- _PROBLEM DESCRIPTION_
Write out all the entries word for word and omit any pictures.

- _DATA RECORDS_

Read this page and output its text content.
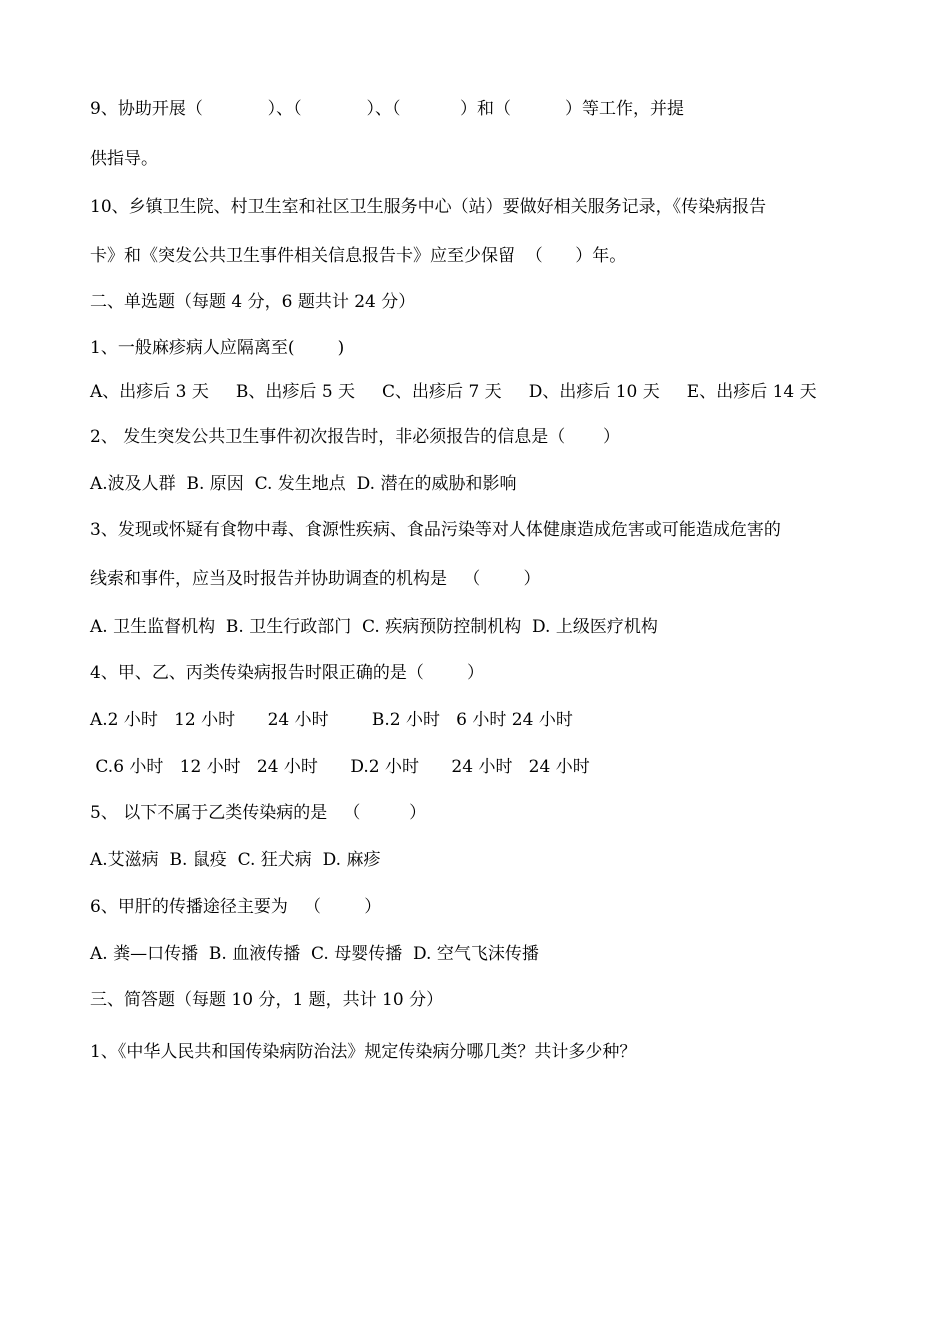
9、协助开展（            ）、（            ）、（           ）和（          ）等工作，并提
供指导。
10、乡镇卫生院、村卫生室和社区卫生服务中心（站）要做好相关服务记录，《传染病报告
卡》和《突发公共卫生事件相关信息报告卡》应至少保留  （      ）年。
二、单选题（每题 4 分，6 题共计 24 分）
1、一般麻疹病人应隔离至(        )
A、出疹后 3 天     B、出疹后 5 天     C、出疹后 7 天     D、出疹后 10 天     E、出疹后 14 天
2、 发生突发公共卫生事件初次报告时，非必须报告的信息是（       ）
A.波及人群  B. 原因  C. 发生地点  D. 潜在的威胁和影响
3、发现或怀疑有食物中毒、食源性疾病、食品污染等对人体健康造成危害或可能造成危害的
线索和事件，应当及时报告并协助调查的机构是   （        ）
A. 卫生监督机构  B. 卫生行政部门  C. 疾病预防控制机构  D. 上级医疗机构
4、甲、乙、丙类传染病报告时限正确的是（        ）
A.2 小时   12 小时      24 小时        B.2 小时   6 小时 24 小时
C.6 小时   12 小时   24 小时      D.2 小时      24 小时   24 小时
5、 以下不属于乙类传染病的是   （         ）
A.艾滋病  B. 鼠疫  C. 狂犬病  D. 麻疹
6、甲肝的传播途径主要为   （        ）
A. 粪—口传播  B. 血液传播  C. 母婴传播  D. 空气飞沫传播
三、简答题（每题 10 分，1 题，共计 10 分）
1、《中华人民共和国传染病防治法》规定传染病分哪几类？共计多少种？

- _ANSWER_
Read this page and output its text content.
9、协助开展（            ）、（            ）、（           ）和（          ）等工作，并提
供指导。
10、乡镇卫生院、村卫生室和社区卫生服务中心（站）要做好相关服务记录，《传染病报告
卡》和《突发公共卫生事件相关信息报告卡》应至少保留  （      ）年。
二、单选题（每题 4 分，6 题共计 24 分）
1、一般麻疹病人应隔离至(        )
A、出疹后 3 天     B、出疹后 5 天     C、出疹后 7 天     D、出疹后 10 天     E、出疹后 14 天
2、 发生突发公共卫生事件初次报告时，非必须报告的信息是（       ）
A.波及人群  B. 原因  C. 发生地点  D. 潜在的威胁和影响
3、发现或怀疑有食物中毒、食源性疾病、食品污染等对人体健康造成危害或可能造成危害的
线索和事件，应当及时报告并协助调查的机构是   （        ）
A. 卫生监督机构  B. 卫生行政部门  C. 疾病预防控制机构  D. 上级医疗机构
4、甲、乙、丙类传染病报告时限正确的是（        ）
A.2 小时   12 小时      24 小时        B.2 小时   6 小时 24 小时
C.6 小时   12 小时   24 小时      D.2 小时      24 小时   24 小时
5、 以下不属于乙类传染病的是   （         ）
A.艾滋病  B. 鼠疫  C. 狂犬病  D. 麻疹
6、甲肝的传播途径主要为   （        ）
A. 粪—口传播  B. 血液传播  C. 母婴传播  D. 空气飞沫传播
三、简答题（每题 10 分，1 题，共计 10 分）
1、《中华人民共和国传染病防治法》规定传染病分哪几类？共计多少种？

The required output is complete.